From the listing below, extract each line containing the string "weeks".
#### PROVIDED MATERIAL ####
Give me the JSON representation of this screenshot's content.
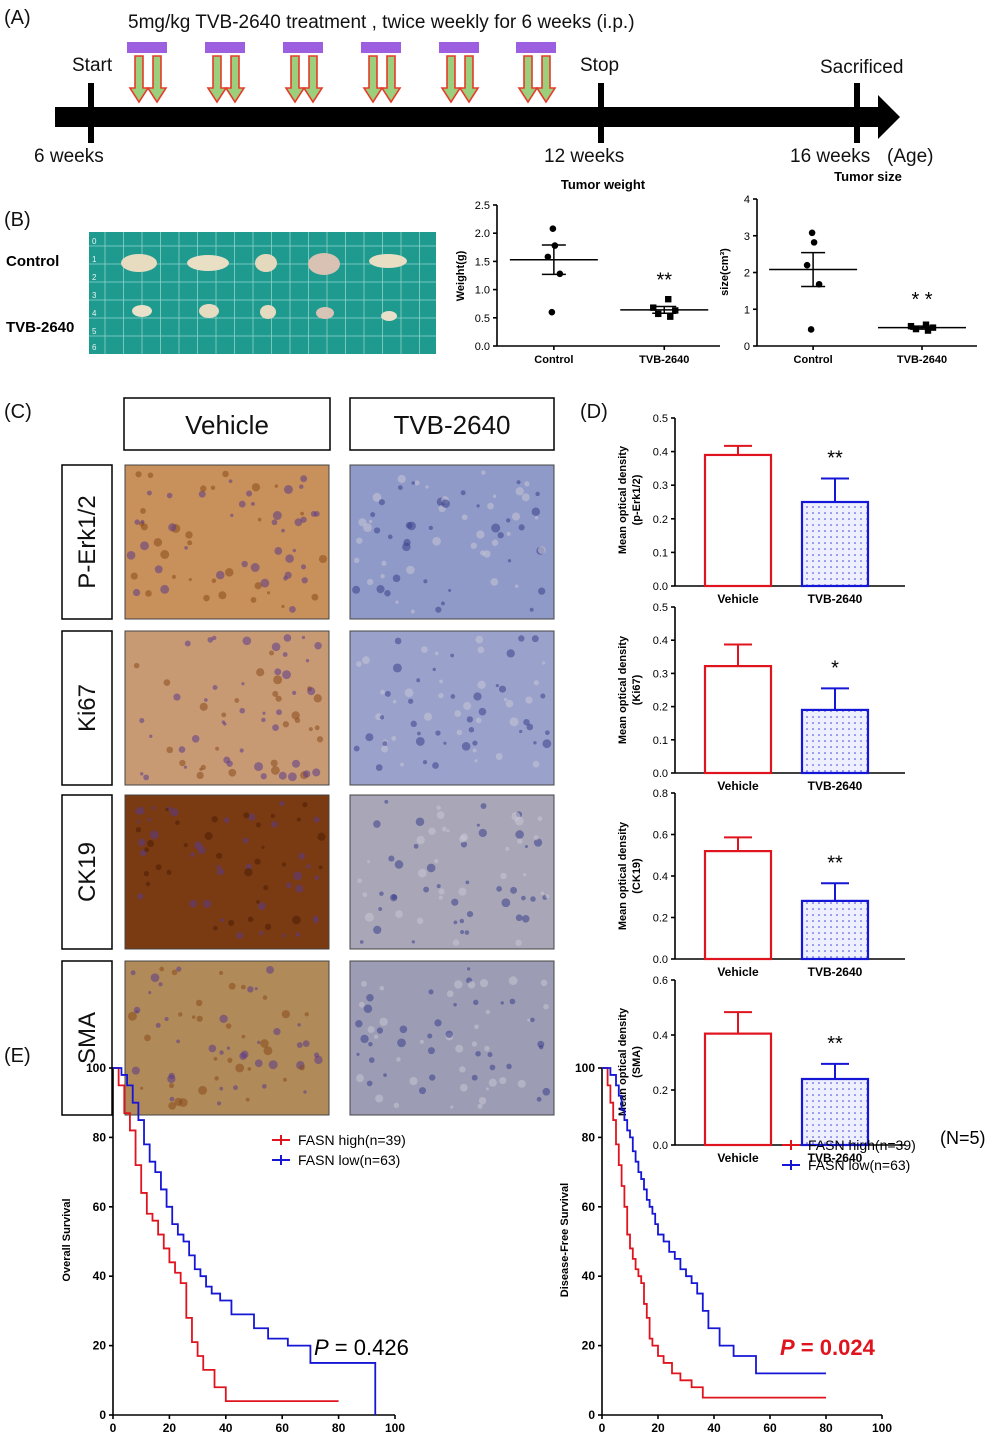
{
  "panel_labels": {
    "a": "(A)",
    "b": "(B)",
    "c": "(C)",
    "d": "(D)",
    "e": "(E)"
  },
  "timeline": {
    "treatment_text": "5mg/kg TVB-2640 treatment , twice weekly for 6 weeks (i.p.)",
    "events": [
      {
        "label": "Start",
        "age": "6 weeks",
        "week": 6
      },
      {
        "label": "Stop",
        "age": "12 weeks",
        "week": 12
      },
      {
        "label": "Sacrificed",
        "age": "16 weeks",
        "week": 16
      }
    ],
    "age_unit": "(Age)",
    "doses": 6,
    "colors": {
      "bar": "#9b5fe0",
      "arrow_red": "#e53b2a",
      "arrow_green": "#9ccf7c"
    }
  },
  "photo": {
    "rows": [
      {
        "label": "Control",
        "pieces": 5
      },
      {
        "label": "TVB-2640",
        "pieces": 5
      }
    ],
    "ruler_ticks": [
      "0",
      "1",
      "2",
      "3",
      "4",
      "5",
      "6"
    ],
    "board_color": "#1f9a8f"
  },
  "histology": {
    "columns": [
      "Vehicle",
      "TVB-2640"
    ],
    "rows": [
      "P-Erk1/2",
      "Ki67",
      "CK19",
      "SMA"
    ]
  },
  "chart_data": [
    {
      "id": "tumor-weight",
      "type": "scatter",
      "title": "Tumor weight",
      "ylabel": "Weight(g)",
      "categories": [
        "Control",
        "TVB-2640"
      ],
      "ylim": [
        0,
        2.5
      ],
      "yticks": [
        "0.0",
        "0.5",
        "1.0",
        "1.5",
        "2.0",
        "2.5"
      ],
      "points": [
        [
          2.08,
          1.78,
          1.58,
          1.28,
          0.6
        ],
        [
          0.83,
          0.68,
          0.63,
          0.57,
          0.52
        ]
      ],
      "mean": [
        1.53,
        0.64
      ],
      "sem": [
        0.26,
        0.06
      ],
      "significance": [
        "",
        "**"
      ]
    },
    {
      "id": "tumor-size",
      "type": "scatter",
      "title": "Tumor size",
      "ylabel": "size(cm³)",
      "categories": [
        "Control",
        "TVB-2640"
      ],
      "ylim": [
        0,
        4
      ],
      "yticks": [
        "0",
        "1",
        "2",
        "3",
        "4"
      ],
      "points": [
        [
          3.08,
          2.82,
          2.2,
          1.68,
          0.45
        ],
        [
          0.58,
          0.54,
          0.5,
          0.46,
          0.42
        ]
      ],
      "mean": [
        2.08,
        0.5
      ],
      "sem": [
        0.46,
        0.04
      ],
      "significance": [
        "",
        "* *"
      ]
    },
    {
      "id": "od-perk",
      "type": "bar",
      "ylabel": "Mean optical density",
      "ylabel2": "(p-Erk1/2)",
      "categories": [
        "Vehicle",
        "TVB-2640"
      ],
      "values": [
        0.39,
        0.25
      ],
      "errors": [
        0.027,
        0.07
      ],
      "ylim": [
        0,
        0.5
      ],
      "yticks": [
        "0.0",
        "0.1",
        "0.2",
        "0.3",
        "0.4",
        "0.5"
      ],
      "significance": [
        "",
        "**"
      ]
    },
    {
      "id": "od-ki67",
      "type": "bar",
      "ylabel": "Mean optical density",
      "ylabel2": "(Ki67)",
      "categories": [
        "Vehicle",
        "TVB-2640"
      ],
      "values": [
        0.322,
        0.19
      ],
      "errors": [
        0.065,
        0.065
      ],
      "ylim": [
        0,
        0.5
      ],
      "yticks": [
        "0.0",
        "0.1",
        "0.2",
        "0.3",
        "0.4",
        "0.5"
      ],
      "significance": [
        "",
        "*"
      ]
    },
    {
      "id": "od-ck19",
      "type": "bar",
      "ylabel": "Mean optical density",
      "ylabel2": "(CK19)",
      "categories": [
        "Vehicle",
        "TVB-2640"
      ],
      "values": [
        0.52,
        0.28
      ],
      "errors": [
        0.066,
        0.085
      ],
      "ylim": [
        0,
        0.8
      ],
      "yticks": [
        "0.0",
        "0.2",
        "0.4",
        "0.6",
        "0.8"
      ],
      "significance": [
        "",
        "**"
      ]
    },
    {
      "id": "od-sma",
      "type": "bar",
      "ylabel": "Mean optical density",
      "ylabel2": "(SMA)",
      "categories": [
        "Vehicle",
        "TVB-2640"
      ],
      "values": [
        0.405,
        0.24
      ],
      "errors": [
        0.078,
        0.055
      ],
      "ylim": [
        0,
        0.6
      ],
      "yticks": [
        "0.0",
        "0.2",
        "0.4",
        "0.6"
      ],
      "significance": [
        "",
        "**"
      ]
    },
    {
      "id": "km-os",
      "type": "line",
      "ylabel": "Overall Survival",
      "xlim": [
        0,
        100
      ],
      "ylim": [
        0,
        100
      ],
      "xticks": [
        "0",
        "20",
        "40",
        "60",
        "80",
        "100"
      ],
      "yticks": [
        "0",
        "20",
        "40",
        "60",
        "80",
        "100"
      ],
      "p_label": "P",
      "p_value": "= 0.426",
      "p_color": "#000000",
      "series": [
        {
          "name": "FASN high(n=39)",
          "color": "#e0141e",
          "x": [
            0,
            2,
            4,
            6,
            8,
            10,
            12,
            14,
            16,
            18,
            20,
            22,
            24,
            26,
            28,
            30,
            32,
            36,
            40,
            48,
            80
          ],
          "y": [
            100,
            95,
            87,
            82,
            72,
            64,
            58,
            56,
            52,
            48,
            44,
            41,
            38,
            28,
            21,
            17,
            13,
            8,
            4,
            4,
            4
          ]
        },
        {
          "name": "FASN low(n=63)",
          "color": "#1616d6",
          "x": [
            0,
            3,
            5,
            7,
            9,
            11,
            13,
            15,
            17,
            19,
            21,
            23,
            25,
            27,
            29,
            31,
            33,
            35,
            38,
            42,
            50,
            55,
            62,
            70,
            80,
            92,
            93
          ],
          "y": [
            100,
            98,
            95,
            90,
            85,
            78,
            73,
            70,
            65,
            60,
            55,
            52,
            50,
            46,
            42,
            40,
            37,
            35,
            33,
            29,
            25,
            22,
            20,
            15,
            15,
            15,
            0
          ]
        }
      ]
    },
    {
      "id": "km-dfs",
      "type": "line",
      "ylabel": "Disease-Free Survival",
      "xlim": [
        0,
        100
      ],
      "ylim": [
        0,
        100
      ],
      "xticks": [
        "0",
        "20",
        "40",
        "60",
        "80",
        "100"
      ],
      "yticks": [
        "0",
        "20",
        "40",
        "60",
        "80",
        "100"
      ],
      "p_label": "P",
      "p_value": "= 0.024",
      "p_color": "#e0141e",
      "series": [
        {
          "name": "FASN high(n=39)",
          "color": "#e0141e",
          "x": [
            0,
            2,
            3,
            4,
            5,
            6,
            7,
            8,
            9,
            10,
            11,
            12,
            13,
            14,
            15,
            16,
            17,
            18,
            20,
            22,
            25,
            28,
            32,
            36,
            40,
            80
          ],
          "y": [
            100,
            95,
            90,
            85,
            78,
            72,
            66,
            60,
            52,
            48,
            45,
            42,
            40,
            38,
            32,
            28,
            22,
            20,
            17,
            15,
            12,
            10,
            8,
            5,
            5,
            5
          ]
        },
        {
          "name": "FASN low(n=63)",
          "color": "#1616d6",
          "x": [
            0,
            3,
            5,
            6,
            7,
            8,
            9,
            10,
            11,
            12,
            13,
            14,
            15,
            16,
            17,
            18,
            19,
            20,
            22,
            24,
            26,
            28,
            30,
            32,
            34,
            36,
            38,
            42,
            47,
            55,
            65,
            80
          ],
          "y": [
            100,
            98,
            95,
            92,
            88,
            85,
            82,
            80,
            76,
            73,
            70,
            68,
            65,
            62,
            60,
            58,
            55,
            52,
            50,
            47,
            45,
            42,
            40,
            38,
            35,
            30,
            25,
            20,
            17,
            12,
            12,
            12
          ]
        }
      ]
    }
  ],
  "n_note": "(N=5)"
}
####
WRITTEN RESPONSE:
    "treatment_text": "5mg/kg TVB-2640 treatment , twice weekly for 6 weeks (i.p.)",
        "age": "6 weeks",
        "age": "12 weeks",
        "age": "16 weeks",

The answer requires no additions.